■ **REQUIREMENT**:
Where a line of the material contains the string "REPORT", copy that line.

■ **RECORDED INFORMATION**:
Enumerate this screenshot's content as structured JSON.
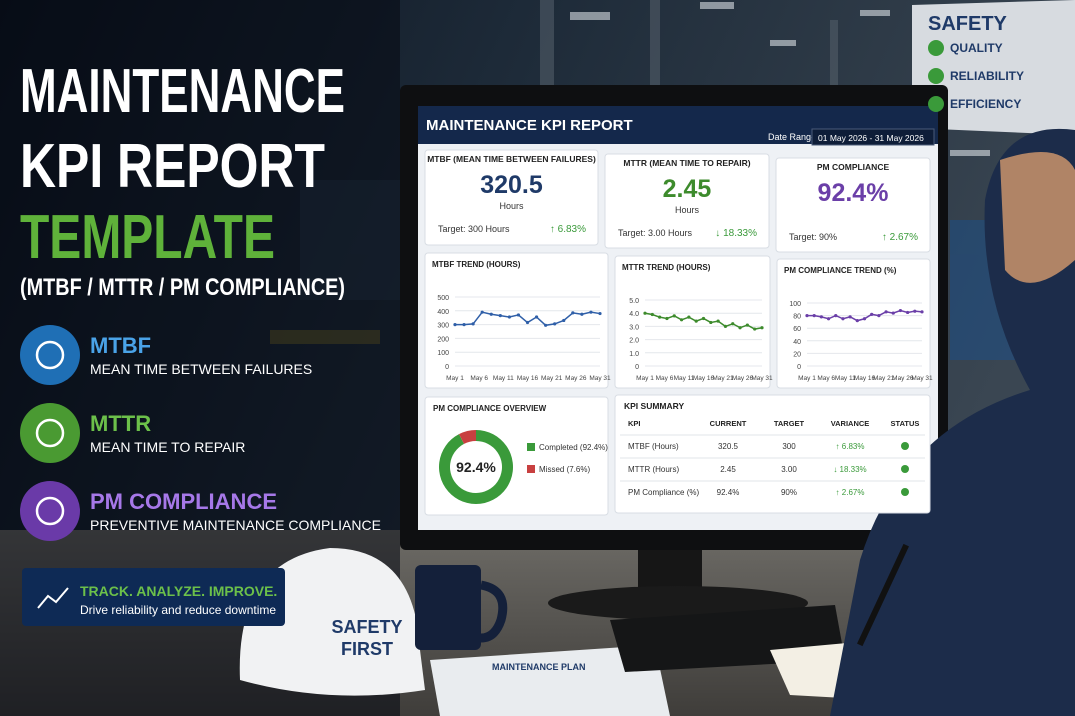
{
  "headline": {
    "line1": "MAINTENANCE",
    "line2": "KPI REPORT",
    "line3": "TEMPLATE",
    "subtitle": "(MTBF / MTTR / PM COMPLIANCE)"
  },
  "features": [
    {
      "title": "MTBF",
      "text": "MEAN TIME BETWEEN FAILURES",
      "color": "#1f6fb5",
      "title_color": "#4aa3e8"
    },
    {
      "title": "MTTR",
      "text": "MEAN TIME TO REPAIR",
      "color": "#4a9a32",
      "title_color": "#6cc04a"
    },
    {
      "title": "PM COMPLIANCE",
      "text": "PREVENTIVE MAINTENANCE COMPLIANCE",
      "color": "#6a3aa8",
      "title_color": "#a678e8"
    }
  ],
  "banner": {
    "title": "TRACK. ANALYZE. IMPROVE.",
    "text": "Drive reliability and reduce downtime"
  },
  "sign": {
    "title": "SAFETY",
    "items": [
      "QUALITY",
      "RELIABILITY",
      "EFFICIENCY"
    ]
  },
  "helmet": {
    "lines": [
      "SAFETY",
      "FIRST"
    ]
  },
  "clipboard": {
    "title": "MAINTENANCE PLAN"
  },
  "dashboard": {
    "title": "MAINTENANCE KPI REPORT",
    "date_label": "Date Range:",
    "date_range": "01 May 2026 - 31 May 2026",
    "cards": [
      {
        "title": "MTBF (MEAN TIME BETWEEN FAILURES)",
        "value": "320.5",
        "unit": "Hours",
        "target": "Target: 300 Hours",
        "change": "↑ 6.83%",
        "color": "#1f3a68"
      },
      {
        "title": "MTTR (MEAN TIME TO REPAIR)",
        "value": "2.45",
        "unit": "Hours",
        "target": "Target: 3.00 Hours",
        "change": "↓ 18.33%",
        "color": "#3d8b2c"
      },
      {
        "title": "PM COMPLIANCE",
        "value": "92.4%",
        "target": "Target: 90%",
        "change": "↑ 2.67%",
        "color": "#6b3fa8"
      }
    ],
    "charts": [
      {
        "type": "line",
        "title": "MTBF TREND (HOURS)",
        "color": "#2f5fa8",
        "categories": [
          "May 1",
          "May 6",
          "May 11",
          "May 16",
          "May 21",
          "May 26",
          "May 31"
        ],
        "ylim": [
          0,
          500
        ],
        "yticks": [
          0,
          100,
          200,
          300,
          400,
          500
        ],
        "values": [
          300,
          300,
          305,
          390,
          375,
          365,
          355,
          370,
          315,
          355,
          295,
          305,
          330,
          385,
          375,
          390,
          380
        ]
      },
      {
        "type": "line",
        "title": "MTTR TREND (HOURS)",
        "color": "#3d8b2c",
        "categories": [
          "May 1",
          "May 6",
          "May 11",
          "May 16",
          "May 21",
          "May 26",
          "May 31"
        ],
        "ylim": [
          0,
          5
        ],
        "yticks": [
          0,
          {
            "value": 1,
            "label": "1.0"
          },
          {
            "value": 2,
            "label": "2.0"
          },
          {
            "value": 3,
            "label": "3.0"
          },
          {
            "value": 4,
            "label": "4.0"
          },
          {
            "value": 5,
            "label": "5.0"
          }
        ],
        "values": [
          4.0,
          3.9,
          3.7,
          3.6,
          3.8,
          3.5,
          3.7,
          3.4,
          3.6,
          3.3,
          3.4,
          3.0,
          3.2,
          2.9,
          3.1,
          2.8,
          2.9
        ]
      },
      {
        "type": "line",
        "title": "PM COMPLIANCE TREND (%)",
        "color": "#6b3fa8",
        "categories": [
          "May 1",
          "May 6",
          "May 11",
          "May 16",
          "May 21",
          "May 26",
          "May 31"
        ],
        "ylim": [
          0,
          100
        ],
        "yticks": [
          0,
          20,
          40,
          60,
          80,
          100
        ],
        "values": [
          80,
          80,
          78,
          75,
          80,
          75,
          78,
          72,
          75,
          82,
          80,
          86,
          84,
          88,
          85,
          87,
          86
        ]
      }
    ],
    "donut": {
      "type": "pie",
      "title": "PM COMPLIANCE OVERVIEW",
      "center": "92.4%",
      "series": [
        {
          "name": "Completed (92.4%)",
          "value": 92.4,
          "color": "#3a9a3a"
        },
        {
          "name": "Missed (7.6%)",
          "value": 7.6,
          "color": "#c84040"
        }
      ]
    },
    "table": {
      "title": "KPI SUMMARY",
      "columns": [
        "KPI",
        "CURRENT",
        "TARGET",
        "VARIANCE",
        "STATUS"
      ],
      "rows": [
        [
          "MTBF (Hours)",
          "320.5",
          "300",
          "↑ 6.83%"
        ],
        [
          "MTTR (Hours)",
          "2.45",
          "3.00",
          "↓ 18.33%"
        ],
        [
          "PM Compliance (%)",
          "92.4%",
          "90%",
          "↑ 2.67%"
        ]
      ]
    }
  }
}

■ **WORKED SOLUTION**:
    "line2": "KPI REPORT",
    "title": "MAINTENANCE KPI REPORT",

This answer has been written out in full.